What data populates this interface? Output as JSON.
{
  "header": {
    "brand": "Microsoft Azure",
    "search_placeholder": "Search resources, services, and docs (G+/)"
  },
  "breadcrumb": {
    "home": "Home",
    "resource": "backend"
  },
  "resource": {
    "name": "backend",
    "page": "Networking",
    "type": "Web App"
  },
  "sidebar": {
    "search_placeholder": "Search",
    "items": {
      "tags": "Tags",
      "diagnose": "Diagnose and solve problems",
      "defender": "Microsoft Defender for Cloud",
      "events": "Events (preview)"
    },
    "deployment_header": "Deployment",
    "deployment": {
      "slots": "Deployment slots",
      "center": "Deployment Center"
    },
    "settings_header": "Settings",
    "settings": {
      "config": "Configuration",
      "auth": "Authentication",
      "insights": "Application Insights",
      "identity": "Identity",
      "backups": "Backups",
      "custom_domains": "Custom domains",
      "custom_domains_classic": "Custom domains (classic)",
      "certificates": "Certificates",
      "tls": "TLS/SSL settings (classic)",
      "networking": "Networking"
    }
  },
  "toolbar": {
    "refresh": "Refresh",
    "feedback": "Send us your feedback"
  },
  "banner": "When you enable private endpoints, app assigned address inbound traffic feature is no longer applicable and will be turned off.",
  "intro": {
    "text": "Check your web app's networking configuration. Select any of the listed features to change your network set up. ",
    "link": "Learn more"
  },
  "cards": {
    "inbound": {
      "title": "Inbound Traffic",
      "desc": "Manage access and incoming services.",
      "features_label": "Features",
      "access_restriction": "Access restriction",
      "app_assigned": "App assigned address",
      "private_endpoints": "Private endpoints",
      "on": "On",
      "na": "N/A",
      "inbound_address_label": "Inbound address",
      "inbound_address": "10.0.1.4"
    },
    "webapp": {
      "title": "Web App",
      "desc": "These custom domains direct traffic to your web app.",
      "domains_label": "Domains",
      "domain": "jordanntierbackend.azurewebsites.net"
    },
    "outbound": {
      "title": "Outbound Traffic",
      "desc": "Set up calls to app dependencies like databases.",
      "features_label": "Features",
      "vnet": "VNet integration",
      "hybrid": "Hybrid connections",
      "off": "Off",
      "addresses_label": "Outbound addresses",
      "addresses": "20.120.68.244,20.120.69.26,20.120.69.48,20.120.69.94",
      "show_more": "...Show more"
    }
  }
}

┄┄┄┄┄┄

Exercise directions:
Copy out all of the records above with nothing altered.

Full output:
What data populates this interface? Output as JSON.
{
  "header": {
    "brand": "Microsoft Azure",
    "search_placeholder": "Search resources, services, and docs (G+/)"
  },
  "breadcrumb": {
    "home": "Home",
    "resource": "backend"
  },
  "resource": {
    "name": "backend",
    "page": "Networking",
    "type": "Web App"
  },
  "sidebar": {
    "search_placeholder": "Search",
    "items": {
      "tags": "Tags",
      "diagnose": "Diagnose and solve problems",
      "defender": "Microsoft Defender for Cloud",
      "events": "Events (preview)"
    },
    "deployment_header": "Deployment",
    "deployment": {
      "slots": "Deployment slots",
      "center": "Deployment Center"
    },
    "settings_header": "Settings",
    "settings": {
      "config": "Configuration",
      "auth": "Authentication",
      "insights": "Application Insights",
      "identity": "Identity",
      "backups": "Backups",
      "custom_domains": "Custom domains",
      "custom_domains_classic": "Custom domains (classic)",
      "certificates": "Certificates",
      "tls": "TLS/SSL settings (classic)",
      "networking": "Networking"
    }
  },
  "toolbar": {
    "refresh": "Refresh",
    "feedback": "Send us your feedback"
  },
  "banner": "When you enable private endpoints, app assigned address inbound traffic feature is no longer applicable and will be turned off.",
  "intro": {
    "text": "Check your web app's networking configuration. Select any of the listed features to change your network set up. ",
    "link": "Learn more"
  },
  "cards": {
    "inbound": {
      "title": "Inbound Traffic",
      "desc": "Manage access and incoming services.",
      "features_label": "Features",
      "access_restriction": "Access restriction",
      "app_assigned": "App assigned address",
      "private_endpoints": "Private endpoints",
      "on": "On",
      "na": "N/A",
      "inbound_address_label": "Inbound address",
      "inbound_address": "10.0.1.4"
    },
    "webapp": {
      "title": "Web App",
      "desc": "These custom domains direct traffic to your web app.",
      "domains_label": "Domains",
      "domain": "jordanntierbackend.azurewebsites.net"
    },
    "outbound": {
      "title": "Outbound Traffic",
      "desc": "Set up calls to app dependencies like databases.",
      "features_label": "Features",
      "vnet": "VNet integration",
      "hybrid": "Hybrid connections",
      "off": "Off",
      "addresses_label": "Outbound addresses",
      "addresses": "20.120.68.244,20.120.69.26,20.120.69.48,20.120.69.94",
      "show_more": "...Show more"
    }
  }
}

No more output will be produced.